## Entries supplied
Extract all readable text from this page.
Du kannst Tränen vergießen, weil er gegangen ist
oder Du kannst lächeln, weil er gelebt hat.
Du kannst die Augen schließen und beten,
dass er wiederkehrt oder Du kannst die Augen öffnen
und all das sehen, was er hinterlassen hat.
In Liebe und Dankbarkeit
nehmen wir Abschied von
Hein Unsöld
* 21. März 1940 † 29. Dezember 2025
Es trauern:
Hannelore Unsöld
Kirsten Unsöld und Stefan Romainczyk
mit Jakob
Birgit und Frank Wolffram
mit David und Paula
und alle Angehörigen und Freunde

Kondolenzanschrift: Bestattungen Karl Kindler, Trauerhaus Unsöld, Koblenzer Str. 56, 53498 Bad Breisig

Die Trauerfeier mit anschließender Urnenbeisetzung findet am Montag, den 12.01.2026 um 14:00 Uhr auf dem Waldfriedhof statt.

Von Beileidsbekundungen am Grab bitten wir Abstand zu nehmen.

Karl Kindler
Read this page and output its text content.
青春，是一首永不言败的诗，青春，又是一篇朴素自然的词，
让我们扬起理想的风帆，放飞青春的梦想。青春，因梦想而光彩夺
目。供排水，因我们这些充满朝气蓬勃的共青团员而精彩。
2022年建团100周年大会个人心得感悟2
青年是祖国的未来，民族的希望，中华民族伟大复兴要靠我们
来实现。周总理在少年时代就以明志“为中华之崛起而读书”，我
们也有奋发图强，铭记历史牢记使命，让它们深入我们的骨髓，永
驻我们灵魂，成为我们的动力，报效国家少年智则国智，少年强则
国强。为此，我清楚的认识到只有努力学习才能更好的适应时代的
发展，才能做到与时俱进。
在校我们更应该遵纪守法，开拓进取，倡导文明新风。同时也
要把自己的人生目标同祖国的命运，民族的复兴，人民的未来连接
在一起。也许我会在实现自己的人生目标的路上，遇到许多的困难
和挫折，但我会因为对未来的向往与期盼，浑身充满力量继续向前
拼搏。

## Task requirements
Pick out every line above that holds the word "nehmen" and copy it.

## Reply
nehmen wir Abschied von
Von Beileidsbekundungen am Grab bitten wir Abstand zu nehmen.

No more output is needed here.